[BEGIN]
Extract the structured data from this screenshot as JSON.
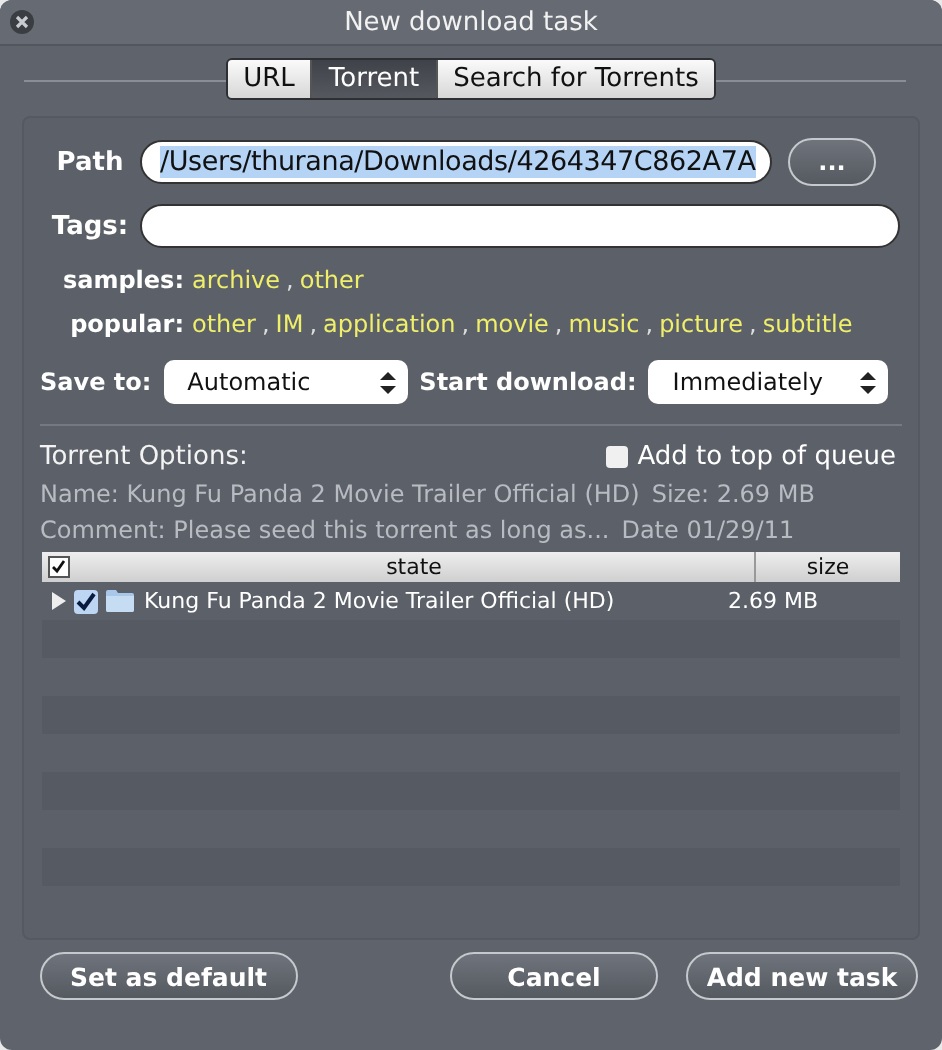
{
  "window": {
    "title": "New download task"
  },
  "tabs": [
    {
      "label": "URL",
      "selected": false
    },
    {
      "label": "Torrent",
      "selected": true
    },
    {
      "label": "Search for Torrents",
      "selected": false
    }
  ],
  "path": {
    "label": "Path",
    "value": "/Users/thurana/Downloads/4264347C862A7A",
    "browse_button": "..."
  },
  "tags": {
    "label": "Tags:",
    "separator": ",",
    "groups": [
      {
        "label": "samples:",
        "items": [
          "archive",
          "other"
        ]
      },
      {
        "label": "popular:",
        "items": [
          "other",
          "IM",
          "application",
          "movie",
          "music",
          "picture",
          "subtitle"
        ]
      }
    ]
  },
  "save_to": {
    "label": "Save to:",
    "value": "Automatic"
  },
  "start_download": {
    "label": "Start download:",
    "value": "Immediately"
  },
  "torrent_options": {
    "title": "Torrent Options:",
    "add_to_top": {
      "label": "Add to top of queue",
      "checked": false
    },
    "name": "Name: Kung Fu Panda 2 Movie Trailer Official (HD)",
    "size": "Size: 2.69 MB",
    "comment": "Comment: Please seed this torrent as long as...",
    "date": "Date 01/29/11"
  },
  "table": {
    "select_all": true,
    "columns": [
      "state",
      "size"
    ],
    "rows": [
      {
        "name": "Kung Fu Panda 2 Movie Trailer Official (HD)",
        "size": "2.69 MB",
        "checked": true,
        "expanded": false
      }
    ]
  },
  "buttons": {
    "left": [
      "Set as default"
    ],
    "right": [
      "Cancel",
      "Add new task"
    ]
  }
}
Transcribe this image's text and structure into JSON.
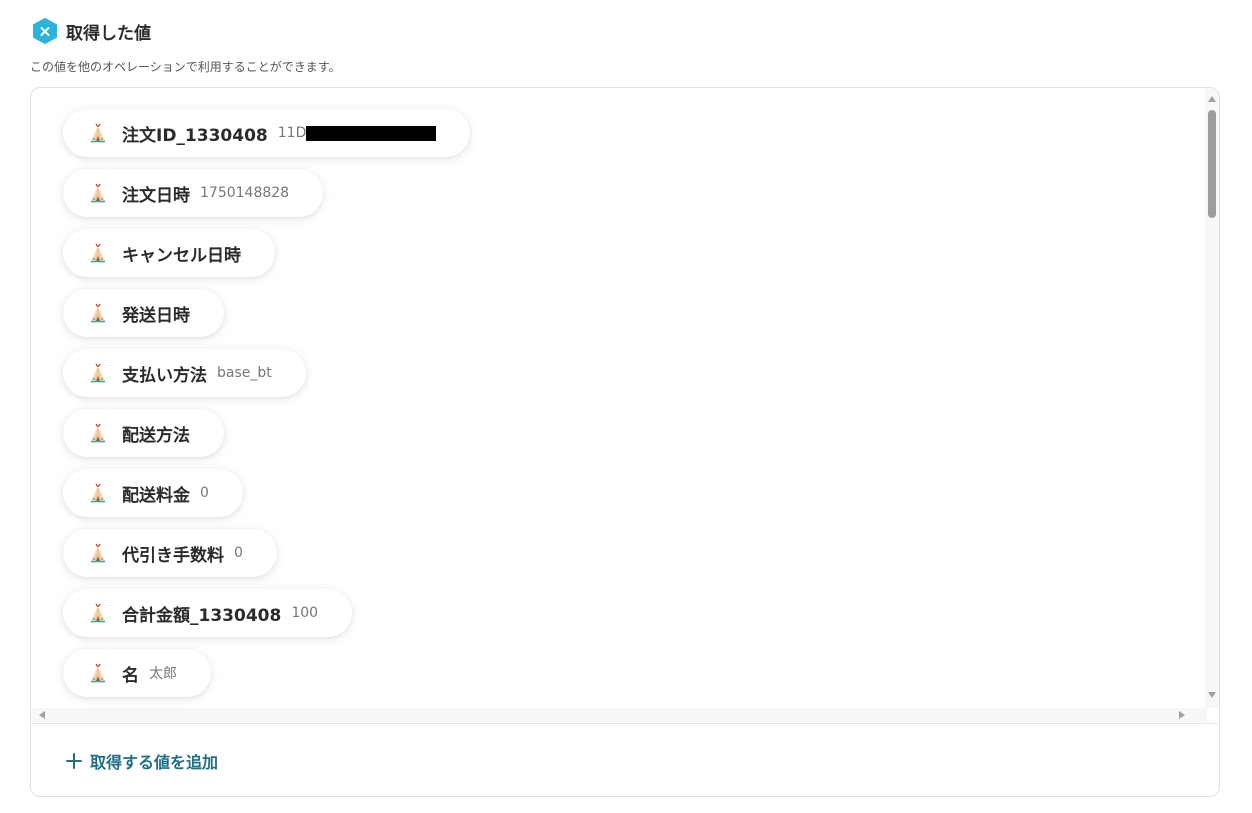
{
  "section": {
    "title": "取得した値",
    "description": "この値を他のオペレーションで利用することができます。",
    "icon": "x-hexagon-icon",
    "icon_color": "#2ab4d9"
  },
  "items": [
    {
      "label": "注文ID_1330408",
      "value": "11D",
      "redacted": true
    },
    {
      "label": "注文日時",
      "value": "1750148828"
    },
    {
      "label": "キャンセル日時",
      "value": ""
    },
    {
      "label": "発送日時",
      "value": ""
    },
    {
      "label": "支払い方法",
      "value": "base_bt"
    },
    {
      "label": "配送方法",
      "value": ""
    },
    {
      "label": "配送料金",
      "value": "0"
    },
    {
      "label": "代引き手数料",
      "value": "0"
    },
    {
      "label": "合計金額_1330408",
      "value": "100"
    },
    {
      "label": "名",
      "value": "太郎"
    }
  ],
  "item_icon": "tipi-icon",
  "add_button": {
    "label": "取得する値を追加",
    "icon": "plus-icon",
    "color": "#1f6f86"
  }
}
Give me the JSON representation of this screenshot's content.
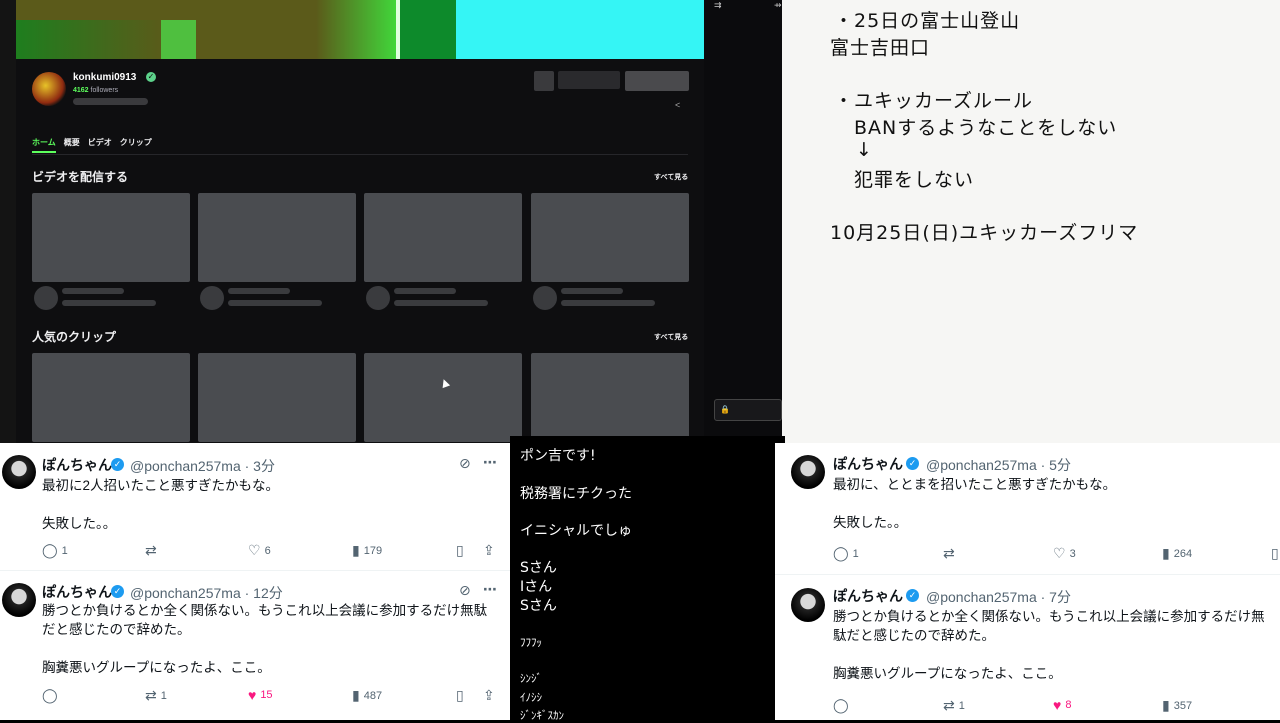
{
  "stream": {
    "channel_name": "konkumi0913",
    "followers_count": "4162",
    "followers_label": "followers",
    "tabs": [
      "ホーム",
      "概要",
      "ビデオ",
      "クリップ"
    ],
    "active_tab": "ホーム",
    "section_videos": "ビデオを配信する",
    "section_clips": "人気のクリップ",
    "see_all": "すべて見る"
  },
  "whiteboard": {
    "lines": [
      "・25日の富士山登山",
      "富士吉田口",
      "・ユキッカーズルール",
      "BANするようなことをしない",
      "↓",
      "犯罪をしない",
      "10月25日(日)ユキッカーズフリマ"
    ]
  },
  "tweets_left": [
    {
      "name": "ぽんちゃん",
      "handle": "@ponchan257ma · 3分",
      "text": "最初に2人招いたこと悪すぎたかもな。\n\n失敗した。。",
      "replies": "1",
      "retweets": "",
      "likes": "6",
      "views": "179",
      "liked": false
    },
    {
      "name": "ぽんちゃん",
      "handle": "@ponchan257ma · 12分",
      "text": "勝つとか負けるとか全く関係ない。もうこれ以上会議に参加するだけ無駄だと感じたので辞めた。\n\n胸糞悪いグループになったよ、ここ。",
      "replies": "",
      "retweets": "1",
      "likes": "15",
      "views": "487",
      "liked": true
    }
  ],
  "tweets_right": [
    {
      "name": "ぽんちゃん",
      "handle": "@ponchan257ma · 5分",
      "text": "最初に、ととまを招いたこと悪すぎたかもな。\n\n失敗した。。",
      "replies": "1",
      "retweets": "",
      "likes": "3",
      "views": "264",
      "liked": false
    },
    {
      "name": "ぽんちゃん",
      "handle": "@ponchan257ma · 7分",
      "text": "勝つとか負けるとか全く関係ない。もうこれ以上会議に参加するだけ無駄だと感じたので辞めた。\n\n胸糞悪いグループになったよ、ここ。",
      "replies": "",
      "retweets": "1",
      "likes": "8",
      "views": "357",
      "liked": true
    }
  ],
  "mid_panel": {
    "lines": [
      "ポン吉です!",
      "税務署にチクった",
      "イニシャルでしゅ",
      "Sさん",
      "Iさん",
      "Sさん",
      "ﾌﾌﾌｯ",
      "ｼﾝｼﾞ",
      "ｲﾉｼｼ",
      "ｼﾞﾝｷﾞｽｶﾝ"
    ]
  },
  "colors": {
    "accent_green": "#5dff5d",
    "like_pink": "#f91880",
    "verified_blue": "#1d9bf0"
  },
  "icons": [
    "verified-icon",
    "share-icon",
    "reply-icon",
    "retweet-icon",
    "heart-icon",
    "views-icon",
    "bookmark-icon",
    "upload-icon",
    "grok-icon",
    "more-icon",
    "lock-icon"
  ]
}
[END]
Take the listing above and print it exactly, apart from the pictures.

**WORKED SOLUTION**
Extract the structured data from this screenshot as JSON.
{
  "window": {
    "title": "New download task"
  },
  "tabs": [
    {
      "label": "URL",
      "selected": false
    },
    {
      "label": "Torrent",
      "selected": true
    },
    {
      "label": "Search for Torrents",
      "selected": false
    }
  ],
  "path": {
    "label": "Path",
    "value": "/Users/thurana/Downloads/4264347C862A7A",
    "browse_button": "..."
  },
  "tags": {
    "label": "Tags:",
    "separator": ",",
    "groups": [
      {
        "label": "samples:",
        "items": [
          "archive",
          "other"
        ]
      },
      {
        "label": "popular:",
        "items": [
          "other",
          "IM",
          "application",
          "movie",
          "music",
          "picture",
          "subtitle"
        ]
      }
    ]
  },
  "save_to": {
    "label": "Save to:",
    "value": "Automatic"
  },
  "start_download": {
    "label": "Start download:",
    "value": "Immediately"
  },
  "torrent_options": {
    "title": "Torrent Options:",
    "add_to_top": {
      "label": "Add to top of queue",
      "checked": false
    },
    "name": "Name: Kung Fu Panda 2 Movie Trailer Official (HD)",
    "size": "Size: 2.69 MB",
    "comment": "Comment: Please seed this torrent as long as...",
    "date": "Date 01/29/11"
  },
  "table": {
    "select_all": true,
    "columns": [
      "state",
      "size"
    ],
    "rows": [
      {
        "name": "Kung Fu Panda 2 Movie Trailer Official (HD)",
        "size": "2.69 MB",
        "checked": true,
        "expanded": false
      }
    ]
  },
  "buttons": {
    "left": [
      "Set as default"
    ],
    "right": [
      "Cancel",
      "Add new task"
    ]
  }
}
Transcribe this image's text and structure into JSON.
{
  "section": {
    "title": "取得した値",
    "description": "この値を他のオペレーションで利用することができます。",
    "icon": "x-hexagon-icon",
    "icon_color": "#2ab4d9"
  },
  "items": [
    {
      "label": "注文ID_1330408",
      "value": "11D",
      "redacted": true
    },
    {
      "label": "注文日時",
      "value": "1750148828"
    },
    {
      "label": "キャンセル日時",
      "value": ""
    },
    {
      "label": "発送日時",
      "value": ""
    },
    {
      "label": "支払い方法",
      "value": "base_bt"
    },
    {
      "label": "配送方法",
      "value": ""
    },
    {
      "label": "配送料金",
      "value": "0"
    },
    {
      "label": "代引き手数料",
      "value": "0"
    },
    {
      "label": "合計金額_1330408",
      "value": "100"
    },
    {
      "label": "名",
      "value": "太郎"
    }
  ],
  "item_icon": "tipi-icon",
  "add_button": {
    "label": "取得する値を追加",
    "icon": "plus-icon",
    "color": "#1f6f86"
  }
}
Give me the JSON representation of this screenshot's content.
{
  "stream": {
    "channel_name": "konkumi0913",
    "followers_count": "4162",
    "followers_label": "followers",
    "tabs": [
      "ホーム",
      "概要",
      "ビデオ",
      "クリップ"
    ],
    "active_tab": "ホーム",
    "section_videos": "ビデオを配信する",
    "section_clips": "人気のクリップ",
    "see_all": "すべて見る"
  },
  "whiteboard": {
    "lines": [
      "・25日の富士山登山",
      "富士吉田口",
      "・ユキッカーズルール",
      "BANするようなことをしない",
      "↓",
      "犯罪をしない",
      "10月25日(日)ユキッカーズフリマ"
    ]
  },
  "tweets_left": [
    {
      "name": "ぽんちゃん",
      "handle": "@ponchan257ma · 3分",
      "text": "最初に2人招いたこと悪すぎたかもな。\n\n失敗した。。",
      "replies": "1",
      "retweets": "",
      "likes": "6",
      "views": "179",
      "liked": false
    },
    {
      "name": "ぽんちゃん",
      "handle": "@ponchan257ma · 12分",
      "text": "勝つとか負けるとか全く関係ない。もうこれ以上会議に参加するだけ無駄だと感じたので辞めた。\n\n胸糞悪いグループになったよ、ここ。",
      "replies": "",
      "retweets": "1",
      "likes": "15",
      "views": "487",
      "liked": true
    }
  ],
  "tweets_right": [
    {
      "name": "ぽんちゃん",
      "handle": "@ponchan257ma · 5分",
      "text": "最初に、ととまを招いたこと悪すぎたかもな。\n\n失敗した。。",
      "replies": "1",
      "retweets": "",
      "likes": "3",
      "views": "264",
      "liked": false
    },
    {
      "name": "ぽんちゃん",
      "handle": "@ponchan257ma · 7分",
      "text": "勝つとか負けるとか全く関係ない。もうこれ以上会議に参加するだけ無駄だと感じたので辞めた。\n\n胸糞悪いグループになったよ、ここ。",
      "replies": "",
      "retweets": "1",
      "likes": "8",
      "views": "357",
      "liked": true
    }
  ],
  "mid_panel": {
    "lines": [
      "ポン吉です!",
      "税務署にチクった",
      "イニシャルでしゅ",
      "Sさん",
      "Iさん",
      "Sさん",
      "ﾌﾌﾌｯ",
      "ｼﾝｼﾞ",
      "ｲﾉｼｼ",
      "ｼﾞﾝｷﾞｽｶﾝ"
    ]
  },
  "colors": {
    "accent_green": "#5dff5d",
    "like_pink": "#f91880",
    "verified_blue": "#1d9bf0"
  },
  "icons": [
    "verified-icon",
    "share-icon",
    "reply-icon",
    "retweet-icon",
    "heart-icon",
    "views-icon",
    "bookmark-icon",
    "upload-icon",
    "grok-icon",
    "more-icon",
    "lock-icon"
  ]
}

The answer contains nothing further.